Given problem =>
Collect each line containing "essay".

Data shown =>
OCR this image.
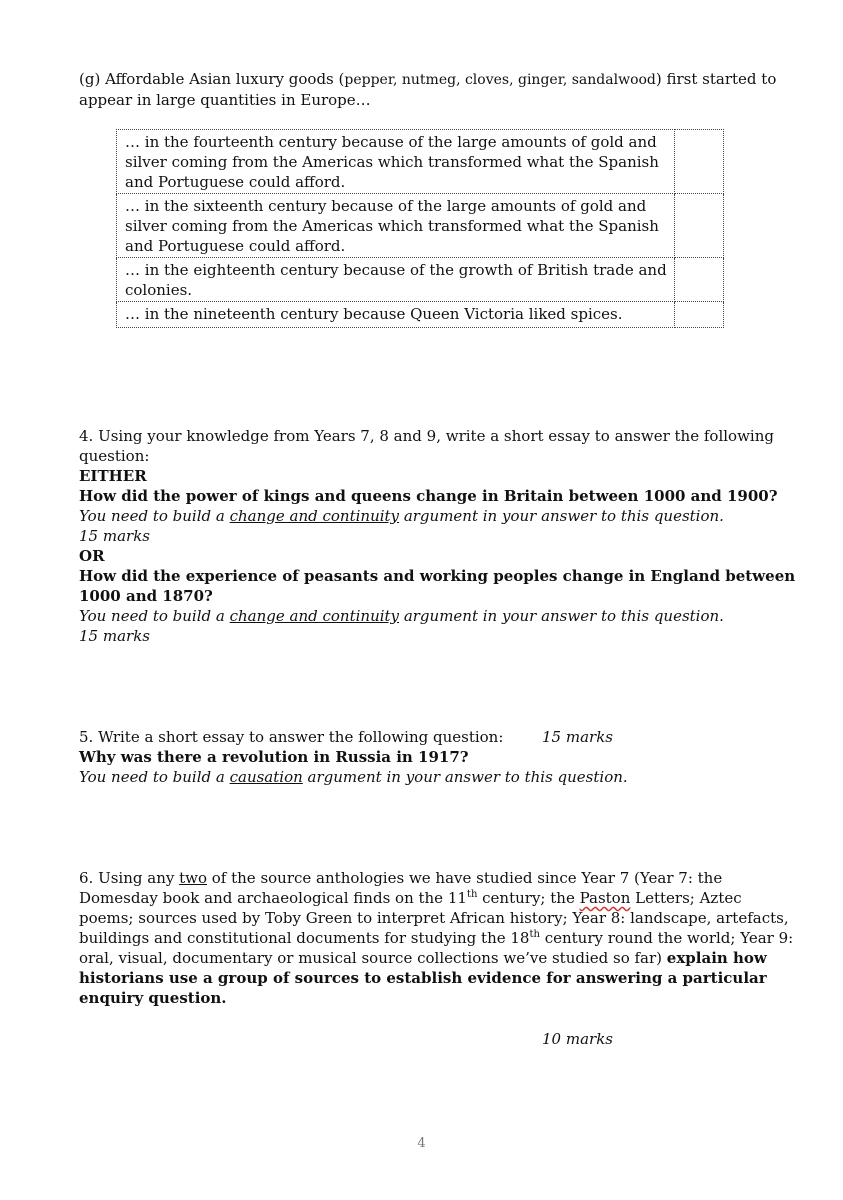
(g) Affordable Asian luxury goods (pepper, nutmeg, cloves, ginger, sandalwood) first started to
appear in large quantities in Europe…
… in the fourteenth century because of the large amounts of gold and
silver coming from the Americas which transformed what the Spanish
and Portuguese could afford.	

… in the sixteenth century because of the large amounts of gold and
silver coming from the Americas which transformed what the Spanish
and Portuguese could afford.	

… in the eighteenth century because of the growth of British trade and
colonies.	

… in the nineteenth century because Queen Victoria liked spices.	

4. Using your knowledge from Years 7, 8 and 9, write a short essay to answer the following
question:
EITHER
How did the power of kings and queens change in Britain between 1000 and 1900?
You need to build a change and continuity argument in your answer to this question.
15 marks
OR
How did the experience of peasants and working peoples change in England between
1000 and 1870?
You need to build a change and continuity argument in your answer to this question.
15 marks
5. Write a short essay to answer the following question:
Why was there a revolution in Russia in 1917?
You need to build a causation argument in your answer to this question.
15 marks
6. Using any two of the source anthologies we have studied since Year 7 (Year 7: the
Domesday book and archaeological finds on the 11th century; the Paston Letters; Aztec
poems; sources used by Toby Green to interpret African history; Year 8: landscape, artefacts,
buildings and constitutional documents for studying the 18th century round the world; Year 9:
oral, visual, documentary or musical source collections we’ve studied so far) explain how
historians use a group of sources to establish evidence for answering a particular
enquiry question.
10 marks
4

Response to this exercise =>
4. Using your knowledge from Years 7, 8 and 9, write a short essay to answer the following
5. Write a short essay to answer the following question:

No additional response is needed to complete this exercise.